(Items listed in a dataset)

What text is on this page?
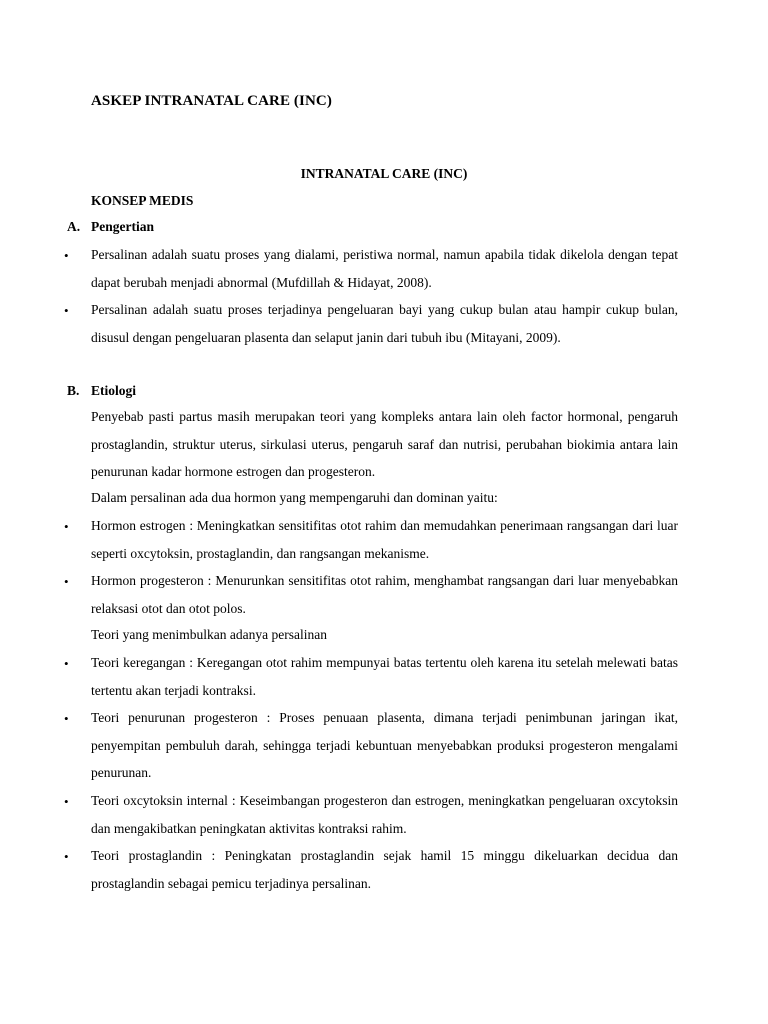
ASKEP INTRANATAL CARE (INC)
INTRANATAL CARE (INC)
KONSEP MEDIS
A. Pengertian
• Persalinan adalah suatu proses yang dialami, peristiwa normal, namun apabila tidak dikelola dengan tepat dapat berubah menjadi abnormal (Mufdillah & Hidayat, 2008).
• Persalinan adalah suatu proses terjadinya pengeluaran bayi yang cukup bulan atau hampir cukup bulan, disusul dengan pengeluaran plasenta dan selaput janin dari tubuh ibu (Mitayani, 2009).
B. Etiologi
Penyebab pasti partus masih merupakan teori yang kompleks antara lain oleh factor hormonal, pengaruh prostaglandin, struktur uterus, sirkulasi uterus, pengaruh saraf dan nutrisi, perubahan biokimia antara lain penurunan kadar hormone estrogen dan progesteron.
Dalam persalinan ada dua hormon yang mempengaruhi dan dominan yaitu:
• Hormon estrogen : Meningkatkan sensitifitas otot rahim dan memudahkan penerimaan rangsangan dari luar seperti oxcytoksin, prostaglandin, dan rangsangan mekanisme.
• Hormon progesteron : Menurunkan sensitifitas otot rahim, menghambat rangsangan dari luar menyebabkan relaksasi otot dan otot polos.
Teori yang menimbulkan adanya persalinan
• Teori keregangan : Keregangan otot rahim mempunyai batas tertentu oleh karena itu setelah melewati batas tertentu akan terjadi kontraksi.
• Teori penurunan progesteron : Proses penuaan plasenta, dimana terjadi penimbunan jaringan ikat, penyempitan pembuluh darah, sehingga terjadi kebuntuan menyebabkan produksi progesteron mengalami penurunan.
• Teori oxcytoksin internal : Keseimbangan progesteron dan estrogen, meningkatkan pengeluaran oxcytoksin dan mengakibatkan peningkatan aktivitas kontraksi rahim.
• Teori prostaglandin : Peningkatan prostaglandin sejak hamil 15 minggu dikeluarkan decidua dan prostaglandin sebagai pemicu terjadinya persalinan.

_THE TASK_
Search the data above for the string "suatu" and copy each line that has it.

_WRITTEN SOLUTION_
• Persalinan adalah suatu proses yang dialami, peristiwa normal, namun apabila tidak dikelola dengan tepat dapat berubah menjadi abnormal (Mufdillah & Hidayat, 2008).
• Persalinan adalah suatu proses terjadinya pengeluaran bayi yang cukup bulan atau hampir cukup bulan, disusul dengan pengeluaran plasenta dan selaput janin dari tubuh ibu (Mitayani, 2009).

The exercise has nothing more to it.